JOBS:
a) Decide whether each statement below agrees with the Bob Wills article: (i) Wills was born near Kosse, Texas; (ii) The Tiffany Transcriptions box set is made up of twelve CDs; (iii) Time magazine reported Wills's annual earnings in 1946. For each, answer yes or no and quote the deciding words.
b) Rewrite everything in the Bob Wills article from "The Jazz.com Blog" down to "post-WWII era. T.G.", putting "part" in place of "installment".

DOCUMENT PASSAGE:
start
The Jazz.com Blog
February 11, 2009 · 3 comments
The King of Western Swing (Part 1)
Below is the first installment of my three-part article on Bob Wills, a pioneer in merging jazz and country music styles. The occasion for this essay is the release last month of The Tiffany Transcriptions, which captures some of Wills's finest work from the post-WWII era. T.G.
The last year has been a joyous time for fans of country-jazz fusion. Who would have thought that Wynton Marsalis would ever collaborate with Willie Nelson? Who could have anticipated that Charlie Haden would evolve from sideman with Ornette Coleman to the leader of a modern day Carter Family band (or Haden family band, in this instance)? But these were some seriously fun albums, and both made my list of the 50 best CDs of 2008.
What's next? Maria Schneider takes on the Merle Haggard Songbook? Cecil Taylor opens up a showroom in Branson, Missouri? Keith Jarrett stars on Hee-Haw?

While you're waiting for the next milestone in cowboy jazz, you are advised to spend some time with the master of the genre: Bob Wills and his Texas Playboys. Wills, who was born at one minute before midnight on March 6, 1905 near Kosse, Texas, stands out as the leading star of the Western Swing movement that flourished in the post-WWII years. Indeed, he is one of most engaging figures in mid-century American music, and a grand entertainer on par with Fats Waller (born 1904) and Cab Calloway (born 1907) in any list of the charismatic populists of song from Wills' generation.
The Tiffany Transcriptions, a recent box set from Collector's Choice Music, is a treasure trove of Wills-iana. These ten CDs capture the Texas Playboys at the their creative peak in a series of recordings produced for syndicated radio show—more than 150 tracks that serve as a perfect introduction to this historic ensemble. Charles R. Townsend, author of the fine book San Antonio Rose: The Life and Music of Bob Wills has suggested that "no single list reveals the incredible breadth of Wills' music and versatility of his band better than the Tiffany transcriptions."
"When I'm asked about the music of Bob Wills and his Texas Playboys, the first thing that comes to mind are the Tiffany Transcriptions," rockabilly guitarist Ashley Kingman explains. "These are the recordings that really turned me on to this amazingly talented band. I even remember where I first heard a track off these recordings." Driving across New Mexico in an old Chrysler station wagon, Kingman only had a radio for entertainment. The reception was poor and the station faded out before the song was finished, but the joyous, informal sound of this music made a lasting impact.

Wills was one of the hottest acts in American music in the 1940s. At the close of World War II, his band was out-drawing Benny Goodman, Tommy Dorsey and other leading Swing Era stars. In 1946, Time magazine reported that Wills annual earnings were $340,000—a fabulous sum considering the minimum wage was forty cents per hour during these post-war years.
end
DATA SECTION:
start
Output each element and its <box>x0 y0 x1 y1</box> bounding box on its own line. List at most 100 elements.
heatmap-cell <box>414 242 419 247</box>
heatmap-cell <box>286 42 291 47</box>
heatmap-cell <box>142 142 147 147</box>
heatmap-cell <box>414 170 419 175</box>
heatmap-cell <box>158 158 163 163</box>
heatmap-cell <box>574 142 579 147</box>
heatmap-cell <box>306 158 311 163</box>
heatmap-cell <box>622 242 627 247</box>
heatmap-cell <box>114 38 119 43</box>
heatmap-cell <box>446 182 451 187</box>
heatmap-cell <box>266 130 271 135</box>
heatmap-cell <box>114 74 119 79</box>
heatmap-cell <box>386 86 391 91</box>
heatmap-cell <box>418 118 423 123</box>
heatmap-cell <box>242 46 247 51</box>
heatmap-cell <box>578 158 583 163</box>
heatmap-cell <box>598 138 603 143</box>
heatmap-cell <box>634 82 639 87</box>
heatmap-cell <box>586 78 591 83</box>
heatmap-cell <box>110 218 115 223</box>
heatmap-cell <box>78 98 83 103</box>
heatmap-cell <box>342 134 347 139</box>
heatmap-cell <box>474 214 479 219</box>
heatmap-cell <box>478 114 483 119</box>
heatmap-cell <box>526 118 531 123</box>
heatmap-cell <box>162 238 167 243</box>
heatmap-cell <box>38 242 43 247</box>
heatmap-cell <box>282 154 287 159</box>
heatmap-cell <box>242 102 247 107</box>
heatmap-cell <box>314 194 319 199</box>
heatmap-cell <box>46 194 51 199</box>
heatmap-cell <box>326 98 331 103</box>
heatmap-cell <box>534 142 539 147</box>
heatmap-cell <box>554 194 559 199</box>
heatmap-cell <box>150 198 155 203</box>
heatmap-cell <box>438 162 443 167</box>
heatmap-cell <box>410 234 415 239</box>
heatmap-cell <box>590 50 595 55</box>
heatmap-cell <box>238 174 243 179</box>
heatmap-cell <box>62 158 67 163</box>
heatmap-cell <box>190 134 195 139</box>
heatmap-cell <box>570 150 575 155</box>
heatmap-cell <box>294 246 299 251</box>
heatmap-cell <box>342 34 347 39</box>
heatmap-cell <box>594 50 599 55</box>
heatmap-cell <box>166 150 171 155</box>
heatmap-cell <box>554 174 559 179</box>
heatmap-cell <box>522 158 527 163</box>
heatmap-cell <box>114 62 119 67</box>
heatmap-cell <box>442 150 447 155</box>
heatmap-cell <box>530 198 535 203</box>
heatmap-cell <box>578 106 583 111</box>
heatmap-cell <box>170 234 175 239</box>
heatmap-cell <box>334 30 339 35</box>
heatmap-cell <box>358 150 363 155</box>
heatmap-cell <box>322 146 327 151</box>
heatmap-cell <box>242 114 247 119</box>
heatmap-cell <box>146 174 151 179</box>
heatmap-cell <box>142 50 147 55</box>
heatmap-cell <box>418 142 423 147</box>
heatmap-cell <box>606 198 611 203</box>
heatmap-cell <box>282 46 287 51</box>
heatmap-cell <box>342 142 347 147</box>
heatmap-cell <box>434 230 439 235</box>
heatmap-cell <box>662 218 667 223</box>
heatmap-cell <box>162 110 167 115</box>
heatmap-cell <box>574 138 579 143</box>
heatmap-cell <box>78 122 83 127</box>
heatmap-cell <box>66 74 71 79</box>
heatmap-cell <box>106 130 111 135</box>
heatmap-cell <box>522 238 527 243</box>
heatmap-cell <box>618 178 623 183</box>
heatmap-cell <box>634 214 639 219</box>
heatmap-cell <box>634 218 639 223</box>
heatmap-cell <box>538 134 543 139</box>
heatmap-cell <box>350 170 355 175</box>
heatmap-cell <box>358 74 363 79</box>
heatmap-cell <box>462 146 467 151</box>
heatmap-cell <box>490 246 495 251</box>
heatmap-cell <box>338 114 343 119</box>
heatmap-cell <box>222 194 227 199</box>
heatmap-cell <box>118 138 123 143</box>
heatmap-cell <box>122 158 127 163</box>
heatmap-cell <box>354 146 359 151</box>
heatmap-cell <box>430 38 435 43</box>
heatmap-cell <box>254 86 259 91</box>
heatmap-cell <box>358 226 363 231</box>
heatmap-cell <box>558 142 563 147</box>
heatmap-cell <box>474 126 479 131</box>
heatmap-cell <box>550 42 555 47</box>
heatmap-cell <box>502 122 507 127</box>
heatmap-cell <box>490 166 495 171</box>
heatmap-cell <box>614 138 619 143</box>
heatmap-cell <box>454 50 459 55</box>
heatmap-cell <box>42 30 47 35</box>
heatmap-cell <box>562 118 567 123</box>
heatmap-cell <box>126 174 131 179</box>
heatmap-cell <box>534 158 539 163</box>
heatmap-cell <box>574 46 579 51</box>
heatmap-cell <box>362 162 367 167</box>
end
TASK SOLUTIONS:
a)
(i) Yes: "born at one minute before midnight on March 6, 1905 near Kosse, Texas"
(ii) No: "These ten CDs capture the Texas Playboys"
(iii) Yes: "In 1946, Time magazine reported that Wills annual earnings were $340,000"

b)
The Jazz.com Blog
February 11, 2009 · 3 comments
The King of Western Swing (Part 1)
Below is the first part of my three-part article on Bob Wills, a pioneer in merging jazz and country music styles. The occasion for this essay is the release last month of The Tiffany Transcriptions, which captures some of Wills's finest work from the post-WWII era. T.G.